Written request
Go through the data below and gather each line containing "this".

Available data

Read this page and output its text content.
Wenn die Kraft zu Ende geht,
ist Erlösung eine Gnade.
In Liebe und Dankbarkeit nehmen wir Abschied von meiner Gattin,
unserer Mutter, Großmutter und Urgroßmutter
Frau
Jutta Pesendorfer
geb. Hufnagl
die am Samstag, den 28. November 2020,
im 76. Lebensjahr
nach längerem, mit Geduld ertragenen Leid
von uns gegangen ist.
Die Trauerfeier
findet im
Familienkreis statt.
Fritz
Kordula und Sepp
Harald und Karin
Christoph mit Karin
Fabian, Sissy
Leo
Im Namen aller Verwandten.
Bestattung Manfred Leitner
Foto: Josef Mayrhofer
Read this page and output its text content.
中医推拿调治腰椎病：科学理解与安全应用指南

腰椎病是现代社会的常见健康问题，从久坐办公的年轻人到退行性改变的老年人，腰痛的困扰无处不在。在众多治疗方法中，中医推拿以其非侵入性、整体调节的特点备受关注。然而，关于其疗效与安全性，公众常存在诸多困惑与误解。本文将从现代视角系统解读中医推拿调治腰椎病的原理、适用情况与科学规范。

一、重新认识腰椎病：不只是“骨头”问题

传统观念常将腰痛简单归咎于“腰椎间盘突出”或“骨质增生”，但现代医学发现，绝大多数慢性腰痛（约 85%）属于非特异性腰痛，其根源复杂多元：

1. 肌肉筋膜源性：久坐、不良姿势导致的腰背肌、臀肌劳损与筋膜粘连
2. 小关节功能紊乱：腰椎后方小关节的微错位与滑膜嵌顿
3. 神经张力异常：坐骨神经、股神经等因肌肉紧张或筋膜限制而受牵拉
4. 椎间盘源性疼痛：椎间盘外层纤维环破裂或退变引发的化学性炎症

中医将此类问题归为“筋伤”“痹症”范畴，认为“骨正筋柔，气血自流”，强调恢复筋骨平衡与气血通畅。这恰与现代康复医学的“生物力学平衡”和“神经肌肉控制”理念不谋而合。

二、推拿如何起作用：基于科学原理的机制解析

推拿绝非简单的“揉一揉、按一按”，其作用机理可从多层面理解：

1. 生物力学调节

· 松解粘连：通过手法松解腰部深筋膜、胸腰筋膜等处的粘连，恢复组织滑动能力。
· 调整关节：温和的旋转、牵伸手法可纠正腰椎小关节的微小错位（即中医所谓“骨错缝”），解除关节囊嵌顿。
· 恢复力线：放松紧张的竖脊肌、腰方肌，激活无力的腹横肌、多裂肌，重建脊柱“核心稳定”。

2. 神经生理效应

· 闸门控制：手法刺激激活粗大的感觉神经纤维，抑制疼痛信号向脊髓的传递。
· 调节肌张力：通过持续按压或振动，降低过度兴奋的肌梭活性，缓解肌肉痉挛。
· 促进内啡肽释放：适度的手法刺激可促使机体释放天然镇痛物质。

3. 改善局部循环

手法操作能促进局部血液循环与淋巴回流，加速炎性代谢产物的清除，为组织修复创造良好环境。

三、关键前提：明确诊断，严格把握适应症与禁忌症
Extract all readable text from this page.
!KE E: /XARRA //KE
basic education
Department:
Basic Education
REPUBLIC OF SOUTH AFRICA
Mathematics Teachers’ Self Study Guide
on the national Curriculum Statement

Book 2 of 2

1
==
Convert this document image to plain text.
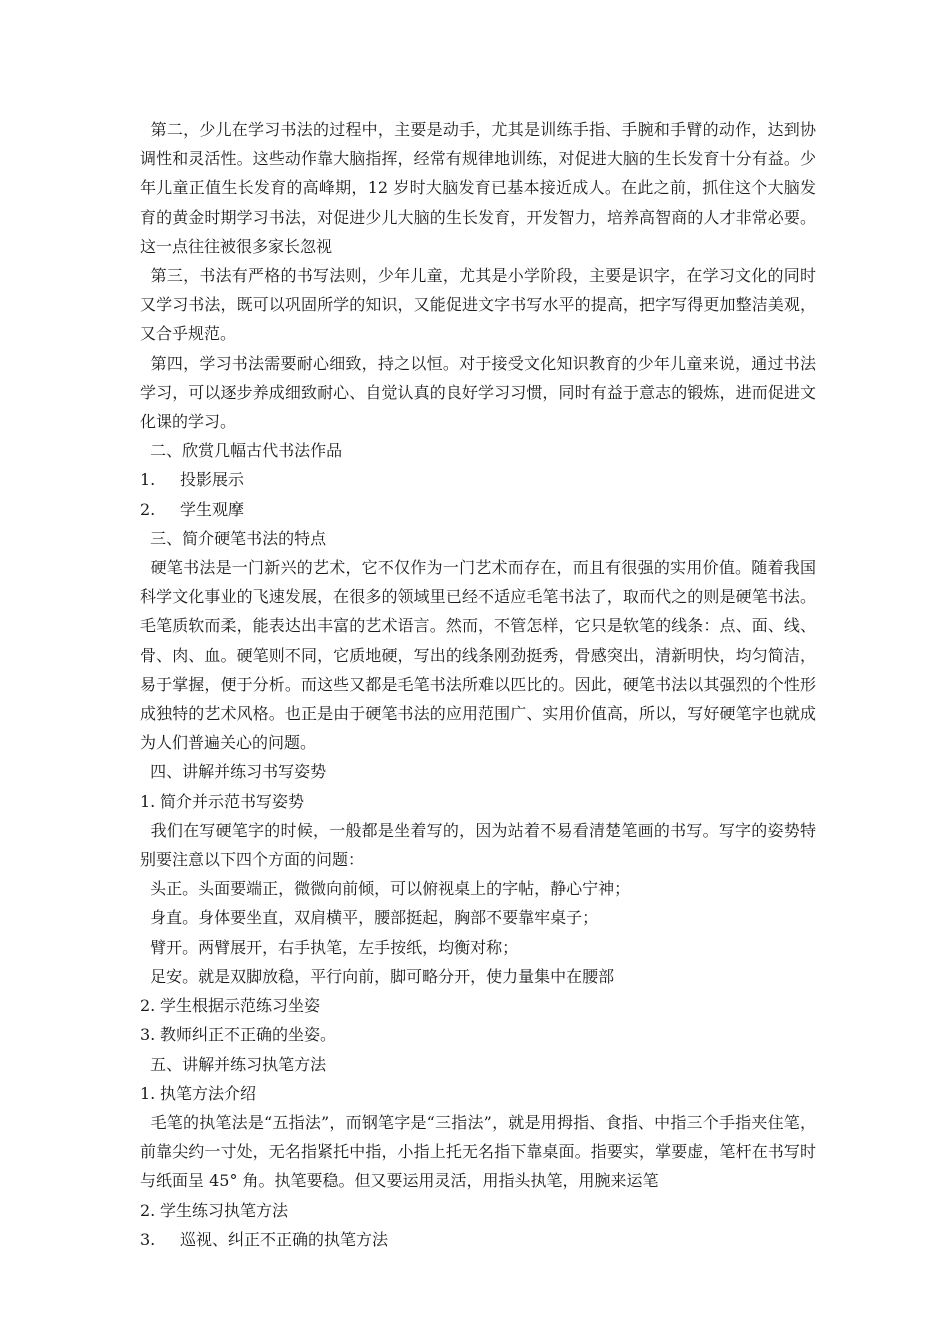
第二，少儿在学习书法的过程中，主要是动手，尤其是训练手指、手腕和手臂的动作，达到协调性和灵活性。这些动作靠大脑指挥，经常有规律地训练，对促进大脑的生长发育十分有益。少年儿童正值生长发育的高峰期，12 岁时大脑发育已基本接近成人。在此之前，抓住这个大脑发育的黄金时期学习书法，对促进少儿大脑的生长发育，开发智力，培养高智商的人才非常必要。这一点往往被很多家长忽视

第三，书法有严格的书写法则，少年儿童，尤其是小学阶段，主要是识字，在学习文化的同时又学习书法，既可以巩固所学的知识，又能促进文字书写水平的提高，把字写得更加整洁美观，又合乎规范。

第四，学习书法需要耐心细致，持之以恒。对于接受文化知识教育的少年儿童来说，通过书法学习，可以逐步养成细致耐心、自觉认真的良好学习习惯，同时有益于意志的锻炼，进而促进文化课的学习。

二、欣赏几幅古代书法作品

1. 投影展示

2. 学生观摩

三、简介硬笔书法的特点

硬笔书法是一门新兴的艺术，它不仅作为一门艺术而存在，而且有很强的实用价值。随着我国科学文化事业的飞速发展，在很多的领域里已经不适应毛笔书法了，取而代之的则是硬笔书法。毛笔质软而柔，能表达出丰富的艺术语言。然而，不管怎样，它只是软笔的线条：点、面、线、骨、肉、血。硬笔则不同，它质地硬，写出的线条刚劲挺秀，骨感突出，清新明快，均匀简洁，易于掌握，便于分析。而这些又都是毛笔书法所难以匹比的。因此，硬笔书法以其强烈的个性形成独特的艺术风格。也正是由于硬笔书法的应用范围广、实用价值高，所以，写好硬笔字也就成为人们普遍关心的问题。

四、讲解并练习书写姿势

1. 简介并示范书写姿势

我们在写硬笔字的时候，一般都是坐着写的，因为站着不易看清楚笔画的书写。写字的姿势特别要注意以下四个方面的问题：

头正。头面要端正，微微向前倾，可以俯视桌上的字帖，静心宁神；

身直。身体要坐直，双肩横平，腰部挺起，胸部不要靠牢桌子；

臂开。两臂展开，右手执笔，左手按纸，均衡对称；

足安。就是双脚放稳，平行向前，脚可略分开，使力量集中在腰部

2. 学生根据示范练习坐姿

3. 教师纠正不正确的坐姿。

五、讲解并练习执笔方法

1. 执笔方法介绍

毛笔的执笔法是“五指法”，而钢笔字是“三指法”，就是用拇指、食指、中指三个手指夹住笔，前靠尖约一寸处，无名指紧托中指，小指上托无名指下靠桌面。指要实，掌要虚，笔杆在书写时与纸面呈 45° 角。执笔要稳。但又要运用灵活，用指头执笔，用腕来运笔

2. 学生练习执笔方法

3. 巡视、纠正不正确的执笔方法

Task output
Read this page and output its text content.
Read this page and output its text content.
Extract all readable text from this page.
Convert this document image to plain text.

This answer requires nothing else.